◆ Your instructions
Only the pictures stay out; every record is to be quoted exactly.

◆ Data extract
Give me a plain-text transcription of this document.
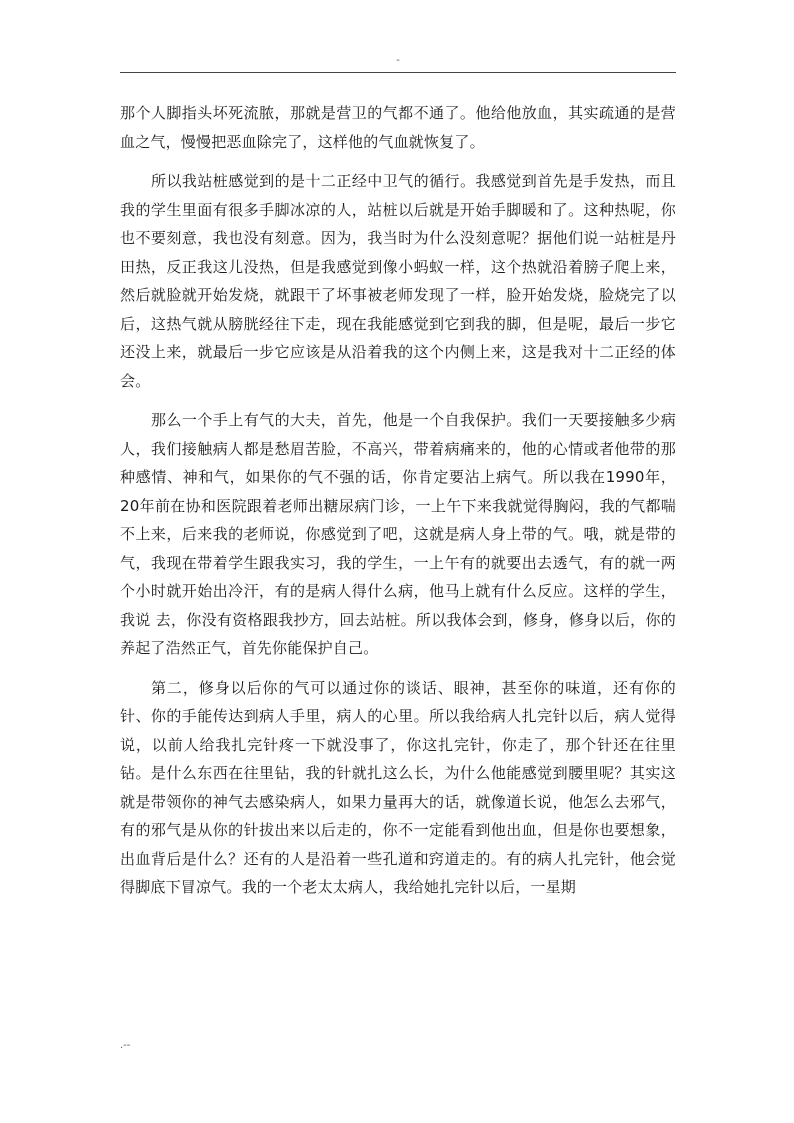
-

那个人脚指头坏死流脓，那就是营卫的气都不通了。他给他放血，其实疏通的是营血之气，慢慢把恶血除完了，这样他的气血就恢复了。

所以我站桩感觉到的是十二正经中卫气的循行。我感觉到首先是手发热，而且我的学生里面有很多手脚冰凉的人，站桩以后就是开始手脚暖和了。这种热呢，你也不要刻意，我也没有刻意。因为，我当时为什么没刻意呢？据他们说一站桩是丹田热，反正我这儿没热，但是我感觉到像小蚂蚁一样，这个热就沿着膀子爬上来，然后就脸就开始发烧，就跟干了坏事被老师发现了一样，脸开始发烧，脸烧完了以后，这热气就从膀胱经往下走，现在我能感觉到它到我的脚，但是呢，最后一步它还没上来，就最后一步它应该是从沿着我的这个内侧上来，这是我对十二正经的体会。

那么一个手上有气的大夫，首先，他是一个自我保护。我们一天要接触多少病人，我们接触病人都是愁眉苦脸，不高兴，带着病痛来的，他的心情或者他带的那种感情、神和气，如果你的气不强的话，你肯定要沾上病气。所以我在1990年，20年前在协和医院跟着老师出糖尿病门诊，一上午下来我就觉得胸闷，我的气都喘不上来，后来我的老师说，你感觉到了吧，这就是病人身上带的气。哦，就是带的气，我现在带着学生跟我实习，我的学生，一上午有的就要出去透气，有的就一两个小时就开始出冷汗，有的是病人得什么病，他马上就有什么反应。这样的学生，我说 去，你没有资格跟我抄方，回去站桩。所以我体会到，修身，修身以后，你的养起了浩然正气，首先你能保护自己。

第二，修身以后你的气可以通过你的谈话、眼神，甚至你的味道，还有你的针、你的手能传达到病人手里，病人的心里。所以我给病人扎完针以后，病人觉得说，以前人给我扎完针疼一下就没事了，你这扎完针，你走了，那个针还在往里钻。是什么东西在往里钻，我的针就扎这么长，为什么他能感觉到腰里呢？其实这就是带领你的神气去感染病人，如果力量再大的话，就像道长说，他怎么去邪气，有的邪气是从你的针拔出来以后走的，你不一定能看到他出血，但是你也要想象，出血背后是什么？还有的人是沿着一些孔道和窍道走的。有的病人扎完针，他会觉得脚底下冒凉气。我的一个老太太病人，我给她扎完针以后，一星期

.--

◆ Solution to the problem
Give me a plain-text transcription of this document.
-

那个人脚指头坏死流脓，那就是营卫的气都不通了。他给他放血，其实疏通的是营血之气，慢慢把恶血除完了，这样他的气血就恢复了。

所以我站桩感觉到的是十二正经中卫气的循行。我感觉到首先是手发热，而且我的学生里面有很多手脚冰凉的人，站桩以后就是开始手脚暖和了。这种热呢，你也不要刻意，我也没有刻意。因为，我当时为什么没刻意呢？据他们说一站桩是丹田热，反正我这儿没热，但是我感觉到像小蚂蚁一样，这个热就沿着膀子爬上来，然后就脸就开始发烧，就跟干了坏事被老师发现了一样，脸开始发烧，脸烧完了以后，这热气就从膀胱经往下走，现在我能感觉到它到我的脚，但是呢，最后一步它还没上来，就最后一步它应该是从沿着我的这个内侧上来，这是我对十二正经的体会。

那么一个手上有气的大夫，首先，他是一个自我保护。我们一天要接触多少病人，我们接触病人都是愁眉苦脸，不高兴，带着病痛来的，他的心情或者他带的那种感情、神和气，如果你的气不强的话，你肯定要沾上病气。所以我在1990年，20年前在协和医院跟着老师出糖尿病门诊，一上午下来我就觉得胸闷，我的气都喘不上来，后来我的老师说，你感觉到了吧，这就是病人身上带的气。哦，就是带的气，我现在带着学生跟我实习，我的学生，一上午有的就要出去透气，有的就一两个小时就开始出冷汗，有的是病人得什么病，他马上就有什么反应。这样的学生，我说 去，你没有资格跟我抄方，回去站桩。所以我体会到，修身，修身以后，你的养起了浩然正气，首先你能保护自己。

第二，修身以后你的气可以通过你的谈话、眼神，甚至你的味道，还有你的针、你的手能传达到病人手里，病人的心里。所以我给病人扎完针以后，病人觉得说，以前人给我扎完针疼一下就没事了，你这扎完针，你走了，那个针还在往里钻。是什么东西在往里钻，我的针就扎这么长，为什么他能感觉到腰里呢？其实这就是带领你的神气去感染病人，如果力量再大的话，就像道长说，他怎么去邪气，有的邪气是从你的针拔出来以后走的，你不一定能看到他出血，但是你也要想象，出血背后是什么？还有的人是沿着一些孔道和窍道走的。有的病人扎完针，他会觉得脚底下冒凉气。我的一个老太太病人，我给她扎完针以后，一星期

.--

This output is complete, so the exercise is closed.